What the task requires: Could you copy out all of the data below line for line, with every character unchanged and the pictures left out?

Data:
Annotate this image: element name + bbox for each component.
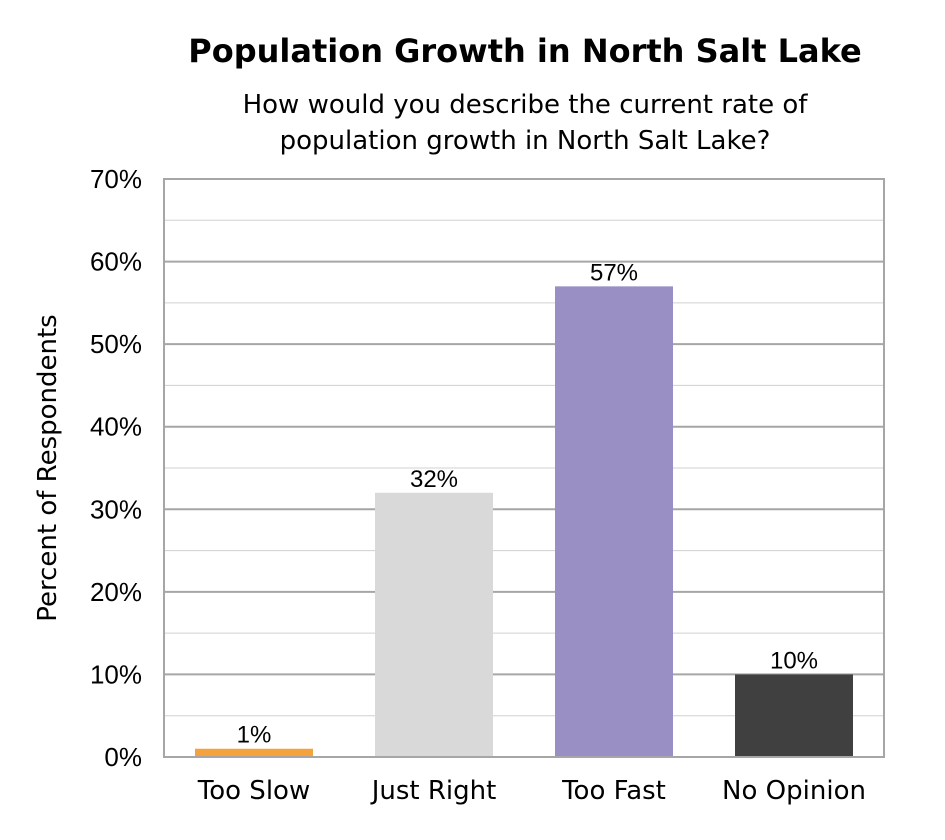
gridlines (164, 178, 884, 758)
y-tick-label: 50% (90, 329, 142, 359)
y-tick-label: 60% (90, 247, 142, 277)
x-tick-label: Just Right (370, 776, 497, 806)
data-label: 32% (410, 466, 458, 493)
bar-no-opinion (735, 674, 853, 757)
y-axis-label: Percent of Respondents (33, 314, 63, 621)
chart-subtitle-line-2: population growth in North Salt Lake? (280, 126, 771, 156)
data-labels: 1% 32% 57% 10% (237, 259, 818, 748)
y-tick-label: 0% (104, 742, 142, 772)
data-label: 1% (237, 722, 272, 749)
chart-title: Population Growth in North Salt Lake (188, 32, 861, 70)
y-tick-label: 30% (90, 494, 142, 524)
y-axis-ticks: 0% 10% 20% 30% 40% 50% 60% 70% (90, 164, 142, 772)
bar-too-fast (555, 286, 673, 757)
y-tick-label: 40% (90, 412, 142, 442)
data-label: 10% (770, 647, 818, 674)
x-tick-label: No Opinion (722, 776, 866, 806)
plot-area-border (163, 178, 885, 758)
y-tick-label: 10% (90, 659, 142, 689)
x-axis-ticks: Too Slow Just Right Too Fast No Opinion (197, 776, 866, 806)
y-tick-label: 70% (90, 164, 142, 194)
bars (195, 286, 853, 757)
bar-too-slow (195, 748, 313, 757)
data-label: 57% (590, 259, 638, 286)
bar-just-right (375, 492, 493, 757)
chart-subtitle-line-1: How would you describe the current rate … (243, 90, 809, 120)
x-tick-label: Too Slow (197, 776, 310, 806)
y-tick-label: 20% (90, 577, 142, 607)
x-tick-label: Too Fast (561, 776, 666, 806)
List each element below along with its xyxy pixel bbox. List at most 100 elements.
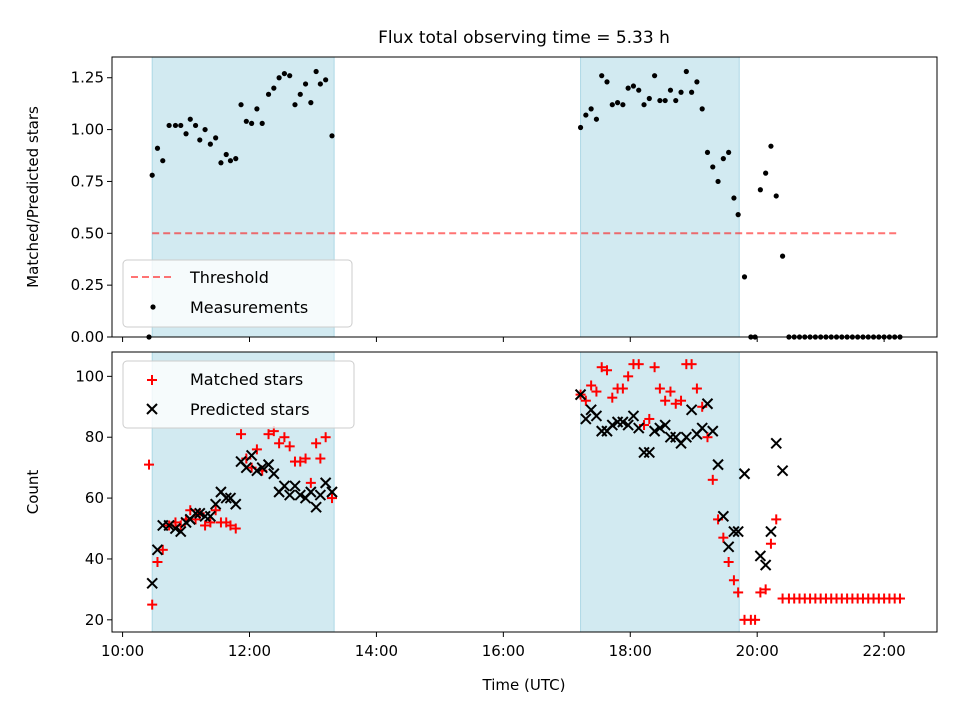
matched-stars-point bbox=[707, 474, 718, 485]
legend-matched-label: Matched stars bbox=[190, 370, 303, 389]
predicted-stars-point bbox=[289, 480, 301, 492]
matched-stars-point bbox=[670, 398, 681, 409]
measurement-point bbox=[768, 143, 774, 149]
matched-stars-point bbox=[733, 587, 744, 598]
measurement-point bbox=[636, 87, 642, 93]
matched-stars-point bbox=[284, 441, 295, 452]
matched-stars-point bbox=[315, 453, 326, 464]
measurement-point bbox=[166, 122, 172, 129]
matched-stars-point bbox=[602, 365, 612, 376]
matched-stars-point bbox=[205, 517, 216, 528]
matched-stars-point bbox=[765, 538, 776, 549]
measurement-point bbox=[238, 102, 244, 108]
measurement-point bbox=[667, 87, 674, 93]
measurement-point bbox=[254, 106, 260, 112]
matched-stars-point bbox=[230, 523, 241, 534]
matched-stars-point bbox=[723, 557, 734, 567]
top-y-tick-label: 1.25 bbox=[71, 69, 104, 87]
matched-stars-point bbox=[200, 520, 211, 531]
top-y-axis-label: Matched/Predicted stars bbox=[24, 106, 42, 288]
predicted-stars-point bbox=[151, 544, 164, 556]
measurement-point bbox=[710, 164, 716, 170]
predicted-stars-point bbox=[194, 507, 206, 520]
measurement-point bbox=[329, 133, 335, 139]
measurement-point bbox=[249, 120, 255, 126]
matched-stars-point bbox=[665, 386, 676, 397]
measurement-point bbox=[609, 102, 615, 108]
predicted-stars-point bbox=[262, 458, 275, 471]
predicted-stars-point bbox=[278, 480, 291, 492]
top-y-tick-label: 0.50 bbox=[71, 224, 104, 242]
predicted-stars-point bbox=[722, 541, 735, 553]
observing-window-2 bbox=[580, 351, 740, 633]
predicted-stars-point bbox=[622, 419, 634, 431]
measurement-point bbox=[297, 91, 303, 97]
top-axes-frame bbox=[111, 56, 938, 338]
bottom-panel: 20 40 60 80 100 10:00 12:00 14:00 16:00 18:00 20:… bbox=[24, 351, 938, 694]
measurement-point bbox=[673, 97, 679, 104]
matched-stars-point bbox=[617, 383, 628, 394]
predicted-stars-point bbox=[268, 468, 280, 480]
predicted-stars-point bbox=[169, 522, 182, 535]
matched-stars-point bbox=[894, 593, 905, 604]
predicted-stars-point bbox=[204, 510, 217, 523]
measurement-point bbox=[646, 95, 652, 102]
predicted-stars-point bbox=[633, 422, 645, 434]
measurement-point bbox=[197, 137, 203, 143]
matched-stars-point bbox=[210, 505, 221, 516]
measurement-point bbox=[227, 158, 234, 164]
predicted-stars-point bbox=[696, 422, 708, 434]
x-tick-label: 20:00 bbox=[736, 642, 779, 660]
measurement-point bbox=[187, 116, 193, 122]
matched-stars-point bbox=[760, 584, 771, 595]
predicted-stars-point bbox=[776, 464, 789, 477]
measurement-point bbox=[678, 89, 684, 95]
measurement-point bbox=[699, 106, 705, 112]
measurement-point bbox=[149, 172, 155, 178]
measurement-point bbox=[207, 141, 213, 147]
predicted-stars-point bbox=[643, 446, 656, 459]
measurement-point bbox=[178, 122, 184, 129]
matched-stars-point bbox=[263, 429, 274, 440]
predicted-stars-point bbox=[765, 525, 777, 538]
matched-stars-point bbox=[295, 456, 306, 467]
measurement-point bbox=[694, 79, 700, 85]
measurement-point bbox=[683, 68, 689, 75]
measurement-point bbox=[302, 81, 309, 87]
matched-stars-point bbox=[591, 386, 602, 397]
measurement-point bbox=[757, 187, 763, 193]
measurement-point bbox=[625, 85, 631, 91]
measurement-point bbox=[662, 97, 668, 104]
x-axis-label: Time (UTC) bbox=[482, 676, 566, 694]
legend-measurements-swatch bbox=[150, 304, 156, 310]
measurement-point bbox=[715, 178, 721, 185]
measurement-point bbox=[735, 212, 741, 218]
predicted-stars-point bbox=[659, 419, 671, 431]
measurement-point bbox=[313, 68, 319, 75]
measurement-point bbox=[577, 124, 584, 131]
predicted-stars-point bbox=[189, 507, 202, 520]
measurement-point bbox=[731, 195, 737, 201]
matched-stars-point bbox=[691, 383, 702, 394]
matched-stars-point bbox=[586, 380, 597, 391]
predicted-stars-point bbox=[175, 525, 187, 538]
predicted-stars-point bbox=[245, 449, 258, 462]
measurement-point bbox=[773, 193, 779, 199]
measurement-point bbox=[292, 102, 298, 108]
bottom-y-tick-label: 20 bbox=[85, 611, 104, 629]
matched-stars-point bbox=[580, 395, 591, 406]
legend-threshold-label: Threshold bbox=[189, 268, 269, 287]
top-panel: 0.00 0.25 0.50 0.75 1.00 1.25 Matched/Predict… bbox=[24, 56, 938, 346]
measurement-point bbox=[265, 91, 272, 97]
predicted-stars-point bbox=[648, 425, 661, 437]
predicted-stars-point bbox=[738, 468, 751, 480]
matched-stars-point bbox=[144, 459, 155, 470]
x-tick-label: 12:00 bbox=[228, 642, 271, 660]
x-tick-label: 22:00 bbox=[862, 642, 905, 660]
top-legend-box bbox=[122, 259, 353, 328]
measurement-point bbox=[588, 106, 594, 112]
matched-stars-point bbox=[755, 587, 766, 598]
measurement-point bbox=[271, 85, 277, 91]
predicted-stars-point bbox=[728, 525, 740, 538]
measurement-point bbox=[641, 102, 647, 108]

The response:
Annotate this image: element name + bbox for each component.
gridlines (164, 178, 884, 758)
y-tick-label: 50% (90, 329, 142, 359)
y-tick-label: 60% (90, 247, 142, 277)
x-tick-label: Just Right (370, 776, 497, 806)
data-label: 32% (410, 466, 458, 493)
bar-no-opinion (735, 674, 853, 757)
y-axis-label: Percent of Respondents (33, 314, 63, 621)
chart-subtitle-line-2: population growth in North Salt Lake? (280, 126, 771, 156)
data-labels: 1% 32% 57% 10% (237, 259, 818, 748)
y-tick-label: 0% (104, 742, 142, 772)
data-label: 1% (237, 722, 272, 749)
chart-title: Population Growth in North Salt Lake (188, 32, 861, 70)
y-tick-label: 30% (90, 494, 142, 524)
y-axis-ticks: 0% 10% 20% 30% 40% 50% 60% 70% (90, 164, 142, 772)
bar-too-fast (555, 286, 673, 757)
y-tick-label: 40% (90, 412, 142, 442)
data-label: 10% (770, 647, 818, 674)
x-tick-label: No Opinion (722, 776, 866, 806)
plot-area-border (163, 178, 885, 758)
y-tick-label: 10% (90, 659, 142, 689)
x-axis-ticks: Too Slow Just Right Too Fast No Opinion (197, 776, 866, 806)
y-tick-label: 70% (90, 164, 142, 194)
bars (195, 286, 853, 757)
bar-too-slow (195, 748, 313, 757)
data-label: 57% (590, 259, 638, 286)
bar-just-right (375, 492, 493, 757)
chart-subtitle-line-1: How would you describe the current rate … (243, 90, 809, 120)
x-tick-label: Too Slow (197, 776, 310, 806)
y-tick-label: 20% (90, 577, 142, 607)
x-tick-label: Too Fast (561, 776, 666, 806)
List each element below along with its xyxy pixel bbox. List at most 100 elements.
matched-stars-point bbox=[707, 474, 718, 485]
legend-matched-label: Matched stars bbox=[190, 370, 303, 389]
predicted-stars-point bbox=[289, 480, 301, 492]
matched-stars-point bbox=[670, 398, 681, 409]
measurement-point bbox=[768, 143, 774, 149]
matched-stars-point bbox=[733, 587, 744, 598]
measurement-point bbox=[636, 87, 642, 93]
matched-stars-point bbox=[284, 441, 295, 452]
matched-stars-point bbox=[315, 453, 326, 464]
measurement-point bbox=[166, 122, 172, 129]
matched-stars-point bbox=[602, 365, 612, 376]
matched-stars-point bbox=[205, 517, 216, 528]
matched-stars-point bbox=[765, 538, 776, 549]
measurement-point bbox=[238, 102, 244, 108]
measurement-point bbox=[667, 87, 674, 93]
measurement-point bbox=[254, 106, 260, 112]
matched-stars-point bbox=[230, 523, 241, 534]
matched-stars-point bbox=[723, 557, 734, 567]
top-y-tick-label: 1.25 bbox=[71, 69, 104, 87]
matched-stars-point bbox=[200, 520, 211, 531]
top-y-axis-label: Matched/Predicted stars bbox=[24, 106, 42, 288]
predicted-stars-point bbox=[151, 544, 164, 556]
measurement-point bbox=[710, 164, 716, 170]
predicted-stars-point bbox=[194, 507, 206, 520]
measurement-point bbox=[329, 133, 335, 139]
measurement-point bbox=[249, 120, 255, 126]
matched-stars-point bbox=[665, 386, 676, 397]
measurement-point bbox=[609, 102, 615, 108]
predicted-stars-point bbox=[262, 458, 275, 471]
predicted-stars-point bbox=[278, 480, 291, 492]
top-y-tick-label: 0.50 bbox=[71, 224, 104, 242]
predicted-stars-point bbox=[722, 541, 735, 553]
observing-window-2 bbox=[580, 351, 740, 633]
predicted-stars-point bbox=[622, 419, 634, 431]
measurement-point bbox=[297, 91, 303, 97]
top-axes-frame bbox=[111, 56, 938, 338]
bottom-panel: 20 40 60 80 100 10:00 12:00 14:00 16:00 18:00 20:… bbox=[24, 351, 938, 694]
measurement-point bbox=[673, 97, 679, 104]
matched-stars-point bbox=[617, 383, 628, 394]
predicted-stars-point bbox=[268, 468, 280, 480]
predicted-stars-point bbox=[169, 522, 182, 535]
matched-stars-point bbox=[894, 593, 905, 604]
predicted-stars-point bbox=[204, 510, 217, 523]
measurement-point bbox=[646, 95, 652, 102]
predicted-stars-point bbox=[633, 422, 645, 434]
measurement-point bbox=[197, 137, 203, 143]
matched-stars-point bbox=[210, 505, 221, 516]
measurement-point bbox=[227, 158, 234, 164]
predicted-stars-point bbox=[696, 422, 708, 434]
x-tick-label: 20:00 bbox=[736, 642, 779, 660]
measurement-point bbox=[187, 116, 193, 122]
matched-stars-point bbox=[760, 584, 771, 595]
predicted-stars-point bbox=[776, 464, 789, 477]
measurement-point bbox=[678, 89, 684, 95]
measurement-point bbox=[699, 106, 705, 112]
measurement-point bbox=[149, 172, 155, 178]
measurement-point bbox=[207, 141, 213, 147]
predicted-stars-point bbox=[643, 446, 656, 459]
measurement-point bbox=[178, 122, 184, 129]
matched-stars-point bbox=[263, 429, 274, 440]
predicted-stars-point bbox=[765, 525, 777, 538]
matched-stars-point bbox=[295, 456, 306, 467]
measurement-point bbox=[694, 79, 700, 85]
measurement-point bbox=[683, 68, 689, 75]
measurement-point bbox=[302, 81, 309, 87]
matched-stars-point bbox=[591, 386, 602, 397]
measurement-point bbox=[757, 187, 763, 193]
measurement-point bbox=[625, 85, 631, 91]
measurement-point bbox=[662, 97, 668, 104]
x-axis-label: Time (UTC) bbox=[482, 676, 566, 694]
legend-measurements-swatch bbox=[150, 304, 156, 310]
measurement-point bbox=[715, 178, 721, 185]
measurement-point bbox=[735, 212, 741, 218]
predicted-stars-point bbox=[659, 419, 671, 431]
measurement-point bbox=[313, 68, 319, 75]
measurement-point bbox=[577, 124, 584, 131]
predicted-stars-point bbox=[189, 507, 202, 520]
measurement-point bbox=[731, 195, 737, 201]
matched-stars-point bbox=[691, 383, 702, 394]
matched-stars-point bbox=[586, 380, 597, 391]
predicted-stars-point bbox=[175, 525, 187, 538]
predicted-stars-point bbox=[245, 449, 258, 462]
measurement-point bbox=[773, 193, 779, 199]
measurement-point bbox=[292, 102, 298, 108]
bottom-y-tick-label: 20 bbox=[85, 611, 104, 629]
matched-stars-point bbox=[580, 395, 591, 406]
legend-threshold-label: Threshold bbox=[189, 268, 269, 287]
top-panel: 0.00 0.25 0.50 0.75 1.00 1.25 Matched/Predict… bbox=[24, 56, 938, 346]
measurement-point bbox=[265, 91, 272, 97]
predicted-stars-point bbox=[648, 425, 661, 437]
predicted-stars-point bbox=[738, 468, 751, 480]
matched-stars-point bbox=[144, 459, 155, 470]
x-tick-label: 12:00 bbox=[228, 642, 271, 660]
x-tick-label: 22:00 bbox=[862, 642, 905, 660]
top-legend-box bbox=[122, 259, 353, 328]
measurement-point bbox=[588, 106, 594, 112]
matched-stars-point bbox=[755, 587, 766, 598]
measurement-point bbox=[271, 85, 277, 91]
predicted-stars-point bbox=[728, 525, 740, 538]
measurement-point bbox=[641, 102, 647, 108]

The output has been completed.